Records contained in a dataset
=-=-=-=-=

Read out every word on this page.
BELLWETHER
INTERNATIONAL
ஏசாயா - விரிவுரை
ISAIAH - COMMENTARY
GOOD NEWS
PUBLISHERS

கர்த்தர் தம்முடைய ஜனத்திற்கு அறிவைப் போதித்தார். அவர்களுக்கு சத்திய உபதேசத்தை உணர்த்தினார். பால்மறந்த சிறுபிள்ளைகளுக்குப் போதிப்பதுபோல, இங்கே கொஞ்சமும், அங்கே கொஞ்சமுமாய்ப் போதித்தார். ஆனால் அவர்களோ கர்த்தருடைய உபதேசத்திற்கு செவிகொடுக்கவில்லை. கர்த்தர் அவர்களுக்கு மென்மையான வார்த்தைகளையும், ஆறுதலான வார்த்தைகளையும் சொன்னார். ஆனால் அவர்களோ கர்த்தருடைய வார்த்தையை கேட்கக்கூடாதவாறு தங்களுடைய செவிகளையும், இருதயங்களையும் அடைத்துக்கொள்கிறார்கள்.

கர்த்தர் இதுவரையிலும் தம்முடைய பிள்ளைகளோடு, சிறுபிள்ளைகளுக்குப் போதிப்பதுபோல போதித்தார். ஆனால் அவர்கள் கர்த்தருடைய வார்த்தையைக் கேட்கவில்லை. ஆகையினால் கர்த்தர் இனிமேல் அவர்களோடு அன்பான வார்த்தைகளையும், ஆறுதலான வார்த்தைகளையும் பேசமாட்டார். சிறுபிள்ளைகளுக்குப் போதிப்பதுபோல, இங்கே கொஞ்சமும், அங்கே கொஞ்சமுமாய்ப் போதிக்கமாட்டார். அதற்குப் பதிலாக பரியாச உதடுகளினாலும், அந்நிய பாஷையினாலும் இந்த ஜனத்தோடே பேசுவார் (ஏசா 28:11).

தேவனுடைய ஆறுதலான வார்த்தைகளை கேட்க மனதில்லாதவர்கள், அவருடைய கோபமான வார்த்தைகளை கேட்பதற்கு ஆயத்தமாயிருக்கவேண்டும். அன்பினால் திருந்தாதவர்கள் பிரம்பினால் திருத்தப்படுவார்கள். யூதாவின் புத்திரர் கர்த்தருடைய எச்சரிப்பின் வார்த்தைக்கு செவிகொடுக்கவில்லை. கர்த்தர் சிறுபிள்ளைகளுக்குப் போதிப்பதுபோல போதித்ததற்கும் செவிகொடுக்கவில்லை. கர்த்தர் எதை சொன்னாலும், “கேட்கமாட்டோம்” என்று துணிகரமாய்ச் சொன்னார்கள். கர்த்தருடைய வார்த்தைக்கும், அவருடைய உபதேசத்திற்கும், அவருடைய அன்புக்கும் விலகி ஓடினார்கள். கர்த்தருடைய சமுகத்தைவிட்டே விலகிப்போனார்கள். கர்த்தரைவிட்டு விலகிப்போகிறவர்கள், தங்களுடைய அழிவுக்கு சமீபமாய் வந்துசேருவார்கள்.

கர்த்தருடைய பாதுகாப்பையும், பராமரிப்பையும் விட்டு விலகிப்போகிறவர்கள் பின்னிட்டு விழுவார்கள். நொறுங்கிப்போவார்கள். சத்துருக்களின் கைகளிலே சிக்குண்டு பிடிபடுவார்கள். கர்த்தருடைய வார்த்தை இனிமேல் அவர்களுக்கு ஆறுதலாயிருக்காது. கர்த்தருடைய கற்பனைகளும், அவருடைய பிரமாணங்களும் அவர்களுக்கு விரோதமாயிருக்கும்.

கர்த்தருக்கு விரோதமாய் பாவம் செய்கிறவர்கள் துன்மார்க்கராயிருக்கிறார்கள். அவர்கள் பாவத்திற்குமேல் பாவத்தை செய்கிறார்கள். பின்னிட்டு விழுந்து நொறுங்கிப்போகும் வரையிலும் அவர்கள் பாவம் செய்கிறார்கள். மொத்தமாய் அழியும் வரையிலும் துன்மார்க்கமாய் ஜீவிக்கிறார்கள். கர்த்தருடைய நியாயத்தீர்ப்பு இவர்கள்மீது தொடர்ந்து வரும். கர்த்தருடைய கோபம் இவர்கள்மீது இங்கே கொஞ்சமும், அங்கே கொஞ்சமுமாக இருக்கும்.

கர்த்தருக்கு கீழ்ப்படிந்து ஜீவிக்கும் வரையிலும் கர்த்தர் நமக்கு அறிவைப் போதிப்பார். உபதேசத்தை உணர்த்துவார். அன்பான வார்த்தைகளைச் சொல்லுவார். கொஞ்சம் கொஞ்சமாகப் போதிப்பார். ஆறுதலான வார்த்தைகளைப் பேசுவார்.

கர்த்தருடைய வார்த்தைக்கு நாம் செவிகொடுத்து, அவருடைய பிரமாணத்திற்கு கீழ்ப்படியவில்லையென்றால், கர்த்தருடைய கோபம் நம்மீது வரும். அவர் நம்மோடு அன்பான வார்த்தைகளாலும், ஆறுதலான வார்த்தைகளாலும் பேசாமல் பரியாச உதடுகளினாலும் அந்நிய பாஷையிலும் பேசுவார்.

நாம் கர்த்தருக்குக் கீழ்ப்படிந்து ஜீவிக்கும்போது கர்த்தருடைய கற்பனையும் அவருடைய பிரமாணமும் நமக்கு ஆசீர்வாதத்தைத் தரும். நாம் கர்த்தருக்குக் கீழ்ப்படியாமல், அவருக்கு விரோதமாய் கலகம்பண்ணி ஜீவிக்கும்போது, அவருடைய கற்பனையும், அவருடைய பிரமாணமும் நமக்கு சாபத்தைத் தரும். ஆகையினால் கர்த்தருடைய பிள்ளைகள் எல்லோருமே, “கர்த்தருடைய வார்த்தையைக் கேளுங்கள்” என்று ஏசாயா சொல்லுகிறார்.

=-=-=-=-=

Goal
Reproduce the material above without altering a single character.

Task answer
Read out every word on this page.
BELLWETHER
INTERNATIONAL
ஏசாயா - விரிவுரை
ISAIAH - COMMENTARY
GOOD NEWS
PUBLISHERS

கர்த்தர் தம்முடைய ஜனத்திற்கு அறிவைப் போதித்தார். அவர்களுக்கு சத்திய உபதேசத்தை உணர்த்தினார். பால்மறந்த சிறுபிள்ளைகளுக்குப் போதிப்பதுபோல, இங்கே கொஞ்சமும், அங்கே கொஞ்சமுமாய்ப் போதித்தார். ஆனால் அவர்களோ கர்த்தருடைய உபதேசத்திற்கு செவிகொடுக்கவில்லை. கர்த்தர் அவர்களுக்கு மென்மையான வார்த்தைகளையும், ஆறுதலான வார்த்தைகளையும் சொன்னார். ஆனால் அவர்களோ கர்த்தருடைய வார்த்தையை கேட்கக்கூடாதவாறு தங்களுடைய செவிகளையும், இருதயங்களையும் அடைத்துக்கொள்கிறார்கள்.

கர்த்தர் இதுவரையிலும் தம்முடைய பிள்ளைகளோடு, சிறுபிள்ளைகளுக்குப் போதிப்பதுபோல போதித்தார். ஆனால் அவர்கள் கர்த்தருடைய வார்த்தையைக் கேட்கவில்லை. ஆகையினால் கர்த்தர் இனிமேல் அவர்களோடு அன்பான வார்த்தைகளையும், ஆறுதலான வார்த்தைகளையும் பேசமாட்டார். சிறுபிள்ளைகளுக்குப் போதிப்பதுபோல, இங்கே கொஞ்சமும், அங்கே கொஞ்சமுமாய்ப் போதிக்கமாட்டார். அதற்குப் பதிலாக பரியாச உதடுகளினாலும், அந்நிய பாஷையினாலும் இந்த ஜனத்தோடே பேசுவார் (ஏசா 28:11).

தேவனுடைய ஆறுதலான வார்த்தைகளை கேட்க மனதில்லாதவர்கள், அவருடைய கோபமான வார்த்தைகளை கேட்பதற்கு ஆயத்தமாயிருக்கவேண்டும். அன்பினால் திருந்தாதவர்கள் பிரம்பினால் திருத்தப்படுவார்கள். யூதாவின் புத்திரர் கர்த்தருடைய எச்சரிப்பின் வார்த்தைக்கு செவிகொடுக்கவில்லை. கர்த்தர் சிறுபிள்ளைகளுக்குப் போதிப்பதுபோல போதித்ததற்கும் செவிகொடுக்கவில்லை. கர்த்தர் எதை சொன்னாலும், “கேட்கமாட்டோம்” என்று துணிகரமாய்ச் சொன்னார்கள். கர்த்தருடைய வார்த்தைக்கும், அவருடைய உபதேசத்திற்கும், அவருடைய அன்புக்கும் விலகி ஓடினார்கள். கர்த்தருடைய சமுகத்தைவிட்டே விலகிப்போனார்கள். கர்த்தரைவிட்டு விலகிப்போகிறவர்கள், தங்களுடைய அழிவுக்கு சமீபமாய் வந்துசேருவார்கள்.

கர்த்தருடைய பாதுகாப்பையும், பராமரிப்பையும் விட்டு விலகிப்போகிறவர்கள் பின்னிட்டு விழுவார்கள். நொறுங்கிப்போவார்கள். சத்துருக்களின் கைகளிலே சிக்குண்டு பிடிபடுவார்கள். கர்த்தருடைய வார்த்தை இனிமேல் அவர்களுக்கு ஆறுதலாயிருக்காது. கர்த்தருடைய கற்பனைகளும், அவருடைய பிரமாணங்களும் அவர்களுக்கு விரோதமாயிருக்கும்.

கர்த்தருக்கு விரோதமாய் பாவம் செய்கிறவர்கள் துன்மார்க்கராயிருக்கிறார்கள். அவர்கள் பாவத்திற்குமேல் பாவத்தை செய்கிறார்கள். பின்னிட்டு விழுந்து நொறுங்கிப்போகும் வரையிலும் அவர்கள் பாவம் செய்கிறார்கள். மொத்தமாய் அழியும் வரையிலும் துன்மார்க்கமாய் ஜீவிக்கிறார்கள். கர்த்தருடைய நியாயத்தீர்ப்பு இவர்கள்மீது தொடர்ந்து வரும். கர்த்தருடைய கோபம் இவர்கள்மீது இங்கே கொஞ்சமும், அங்கே கொஞ்சமுமாக இருக்கும்.

கர்த்தருக்கு கீழ்ப்படிந்து ஜீவிக்கும் வரையிலும் கர்த்தர் நமக்கு அறிவைப் போதிப்பார். உபதேசத்தை உணர்த்துவார். அன்பான வார்த்தைகளைச் சொல்லுவார். கொஞ்சம் கொஞ்சமாகப் போதிப்பார். ஆறுதலான வார்த்தைகளைப் பேசுவார்.

கர்த்தருடைய வார்த்தைக்கு நாம் செவிகொடுத்து, அவருடைய பிரமாணத்திற்கு கீழ்ப்படியவில்லையென்றால், கர்த்தருடைய கோபம் நம்மீது வரும். அவர் நம்மோடு அன்பான வார்த்தைகளாலும், ஆறுதலான வார்த்தைகளாலும் பேசாமல் பரியாச உதடுகளினாலும் அந்நிய பாஷையிலும் பேசுவார்.

நாம் கர்த்தருக்குக் கீழ்ப்படிந்து ஜீவிக்கும்போது கர்த்தருடைய கற்பனையும் அவருடைய பிரமாணமும் நமக்கு ஆசீர்வாதத்தைத் தரும். நாம் கர்த்தருக்குக் கீழ்ப்படியாமல், அவருக்கு விரோதமாய் கலகம்பண்ணி ஜீவிக்கும்போது, அவருடைய கற்பனையும், அவருடைய பிரமாணமும் நமக்கு சாபத்தைத் தரும். ஆகையினால் கர்த்தருடைய பிள்ளைகள் எல்லோருமே, “கர்த்தருடைய வார்த்தையைக் கேளுங்கள்” என்று ஏசாயா சொல்லுகிறார்.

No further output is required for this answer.